*AIM*: Return all lines below containing the word "Mono".

━━━━━ TASK INPUT

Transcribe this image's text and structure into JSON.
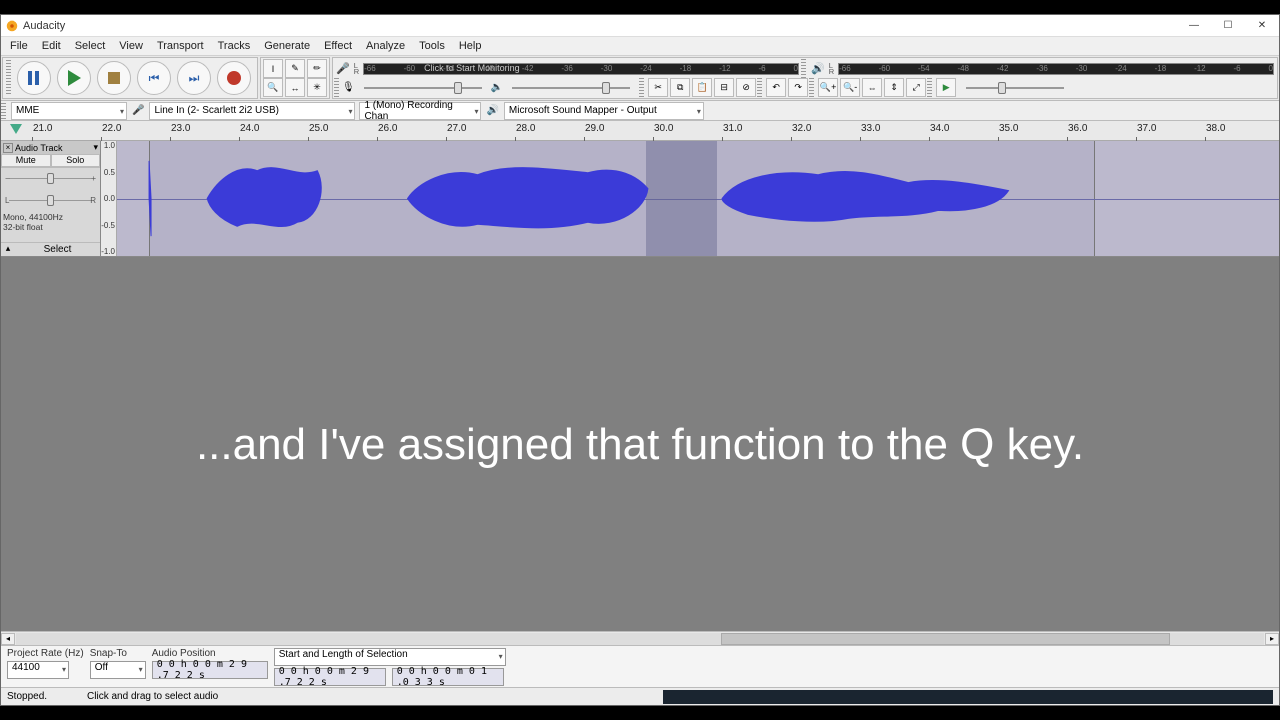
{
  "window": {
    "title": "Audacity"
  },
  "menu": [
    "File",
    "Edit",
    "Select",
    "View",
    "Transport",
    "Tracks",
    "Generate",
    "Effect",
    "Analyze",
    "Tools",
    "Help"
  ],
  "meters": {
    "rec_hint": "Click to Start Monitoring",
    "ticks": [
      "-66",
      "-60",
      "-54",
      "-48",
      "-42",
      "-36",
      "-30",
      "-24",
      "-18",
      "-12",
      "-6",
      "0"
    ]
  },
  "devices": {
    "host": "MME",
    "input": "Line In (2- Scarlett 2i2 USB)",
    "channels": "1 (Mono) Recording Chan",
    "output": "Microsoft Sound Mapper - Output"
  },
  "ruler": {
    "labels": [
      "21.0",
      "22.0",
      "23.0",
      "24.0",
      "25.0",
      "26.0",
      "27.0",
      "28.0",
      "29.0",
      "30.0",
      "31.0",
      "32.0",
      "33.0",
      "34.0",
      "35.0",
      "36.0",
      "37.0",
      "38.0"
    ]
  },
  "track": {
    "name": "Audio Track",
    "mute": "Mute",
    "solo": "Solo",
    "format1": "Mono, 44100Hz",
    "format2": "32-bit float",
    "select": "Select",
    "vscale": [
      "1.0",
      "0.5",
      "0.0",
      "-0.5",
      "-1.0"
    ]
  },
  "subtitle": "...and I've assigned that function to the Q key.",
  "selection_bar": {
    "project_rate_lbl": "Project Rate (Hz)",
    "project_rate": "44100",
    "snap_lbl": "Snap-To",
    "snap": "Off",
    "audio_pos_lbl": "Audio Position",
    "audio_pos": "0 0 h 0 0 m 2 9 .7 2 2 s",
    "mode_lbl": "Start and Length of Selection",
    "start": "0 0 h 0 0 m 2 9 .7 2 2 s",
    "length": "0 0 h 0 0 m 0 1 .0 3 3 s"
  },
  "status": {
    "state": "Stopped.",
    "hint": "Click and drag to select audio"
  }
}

━━━━━━━━━━
━━━━━ TASK INPUT

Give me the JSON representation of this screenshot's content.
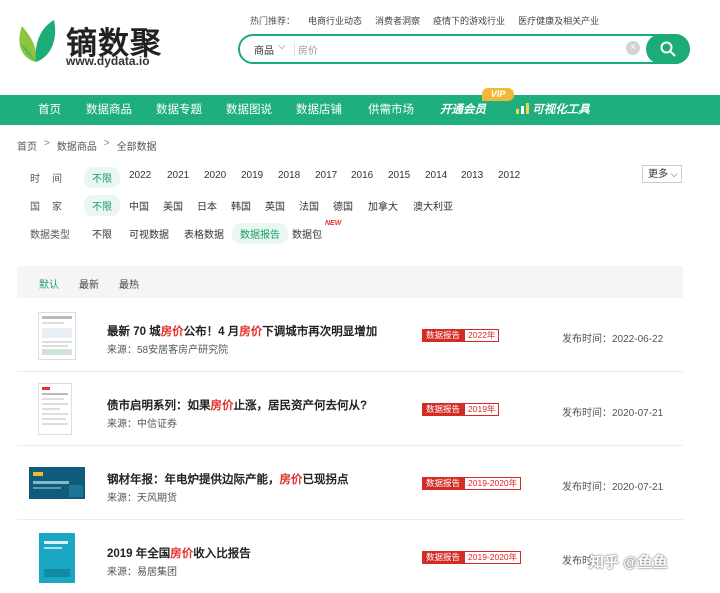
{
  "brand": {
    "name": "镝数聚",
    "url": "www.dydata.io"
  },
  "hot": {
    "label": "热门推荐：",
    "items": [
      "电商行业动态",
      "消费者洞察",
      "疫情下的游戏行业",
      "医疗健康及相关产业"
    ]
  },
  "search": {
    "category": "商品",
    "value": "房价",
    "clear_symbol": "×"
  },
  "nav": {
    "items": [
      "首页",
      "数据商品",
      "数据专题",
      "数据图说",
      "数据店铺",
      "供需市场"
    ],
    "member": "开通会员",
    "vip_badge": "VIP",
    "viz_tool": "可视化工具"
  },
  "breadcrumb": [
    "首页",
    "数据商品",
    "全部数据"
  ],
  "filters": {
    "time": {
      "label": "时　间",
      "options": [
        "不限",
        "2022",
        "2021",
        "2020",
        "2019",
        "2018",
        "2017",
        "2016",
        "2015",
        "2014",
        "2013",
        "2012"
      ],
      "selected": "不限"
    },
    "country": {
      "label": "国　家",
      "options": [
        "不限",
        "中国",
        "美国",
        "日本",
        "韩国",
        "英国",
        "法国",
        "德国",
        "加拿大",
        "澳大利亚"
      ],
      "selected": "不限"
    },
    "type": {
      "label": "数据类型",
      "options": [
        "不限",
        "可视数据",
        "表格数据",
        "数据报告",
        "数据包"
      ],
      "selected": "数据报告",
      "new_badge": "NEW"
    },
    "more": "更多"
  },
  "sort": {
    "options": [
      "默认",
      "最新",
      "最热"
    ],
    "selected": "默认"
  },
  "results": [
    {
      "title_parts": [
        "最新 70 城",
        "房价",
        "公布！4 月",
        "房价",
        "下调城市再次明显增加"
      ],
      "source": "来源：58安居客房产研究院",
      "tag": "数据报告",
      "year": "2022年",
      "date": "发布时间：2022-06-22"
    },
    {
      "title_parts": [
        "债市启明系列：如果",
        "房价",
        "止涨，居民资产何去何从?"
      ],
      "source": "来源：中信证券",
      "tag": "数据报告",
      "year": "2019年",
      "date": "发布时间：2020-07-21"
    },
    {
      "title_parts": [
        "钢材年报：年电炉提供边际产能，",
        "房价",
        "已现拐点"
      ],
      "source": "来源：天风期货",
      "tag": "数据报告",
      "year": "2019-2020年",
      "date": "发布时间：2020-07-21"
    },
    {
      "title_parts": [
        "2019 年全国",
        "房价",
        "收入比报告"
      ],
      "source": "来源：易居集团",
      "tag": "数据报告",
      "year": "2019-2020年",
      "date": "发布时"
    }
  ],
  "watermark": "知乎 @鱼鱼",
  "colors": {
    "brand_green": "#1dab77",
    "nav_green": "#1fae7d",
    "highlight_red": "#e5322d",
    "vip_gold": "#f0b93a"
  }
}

━━━━━━━━━━
━━━━━ TASK INPUT

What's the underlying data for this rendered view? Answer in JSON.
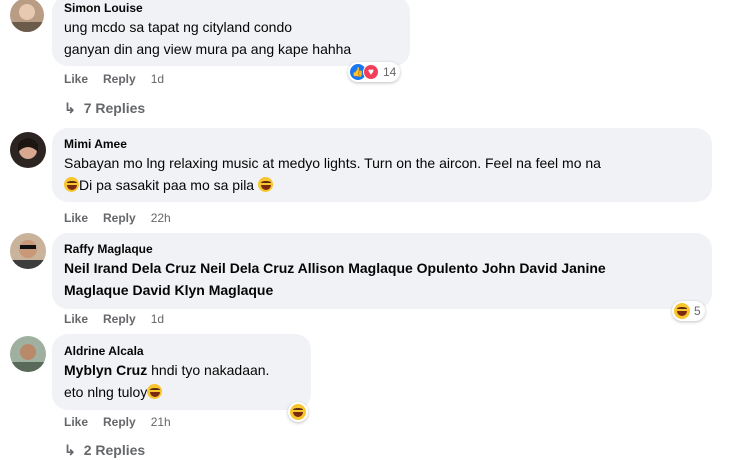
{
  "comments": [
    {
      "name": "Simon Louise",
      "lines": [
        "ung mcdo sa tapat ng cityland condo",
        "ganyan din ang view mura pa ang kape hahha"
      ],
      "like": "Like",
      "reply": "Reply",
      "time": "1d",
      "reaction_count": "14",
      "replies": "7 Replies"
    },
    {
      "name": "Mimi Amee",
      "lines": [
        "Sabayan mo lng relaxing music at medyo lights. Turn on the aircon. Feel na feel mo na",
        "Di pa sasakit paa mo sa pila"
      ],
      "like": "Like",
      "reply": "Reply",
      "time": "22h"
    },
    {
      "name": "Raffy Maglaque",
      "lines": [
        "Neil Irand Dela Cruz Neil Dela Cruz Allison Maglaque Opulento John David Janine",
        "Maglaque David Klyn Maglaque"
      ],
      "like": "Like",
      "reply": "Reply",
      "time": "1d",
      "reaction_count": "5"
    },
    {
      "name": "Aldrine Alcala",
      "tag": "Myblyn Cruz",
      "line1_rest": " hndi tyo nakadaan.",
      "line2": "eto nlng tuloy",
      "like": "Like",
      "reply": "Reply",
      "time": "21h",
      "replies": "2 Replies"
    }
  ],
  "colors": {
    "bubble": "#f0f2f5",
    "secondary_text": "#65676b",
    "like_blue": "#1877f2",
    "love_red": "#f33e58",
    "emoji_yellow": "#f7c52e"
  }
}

━━━━━━━━━━

*WRITTEN SOLUTION*:
    "channels": "1 (Mono) Recording Chan",
    "format1": "Mono, 44100Hz",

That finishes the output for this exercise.